%%
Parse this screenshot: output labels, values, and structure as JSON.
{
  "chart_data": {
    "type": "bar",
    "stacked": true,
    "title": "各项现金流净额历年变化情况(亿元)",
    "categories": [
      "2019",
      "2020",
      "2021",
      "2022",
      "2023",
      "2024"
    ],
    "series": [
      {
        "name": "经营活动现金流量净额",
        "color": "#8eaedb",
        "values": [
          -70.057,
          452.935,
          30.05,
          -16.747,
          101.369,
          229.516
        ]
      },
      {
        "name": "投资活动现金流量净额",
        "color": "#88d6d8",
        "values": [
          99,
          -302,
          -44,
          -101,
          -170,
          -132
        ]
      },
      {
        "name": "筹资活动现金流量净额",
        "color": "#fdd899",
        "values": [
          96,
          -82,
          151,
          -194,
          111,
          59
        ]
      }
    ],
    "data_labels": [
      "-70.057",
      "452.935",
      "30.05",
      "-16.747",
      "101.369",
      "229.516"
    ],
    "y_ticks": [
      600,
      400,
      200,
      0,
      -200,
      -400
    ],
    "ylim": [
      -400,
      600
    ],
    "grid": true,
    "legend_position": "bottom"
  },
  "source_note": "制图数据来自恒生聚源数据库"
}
%%
_What to do_
Find every line in the records that contains the word "name"; copy those lines.

_Right answer_
        "name": "经营活动现金流量净额",
        "name": "投资活动现金流量净额",
        "name": "筹资活动现金流量净额",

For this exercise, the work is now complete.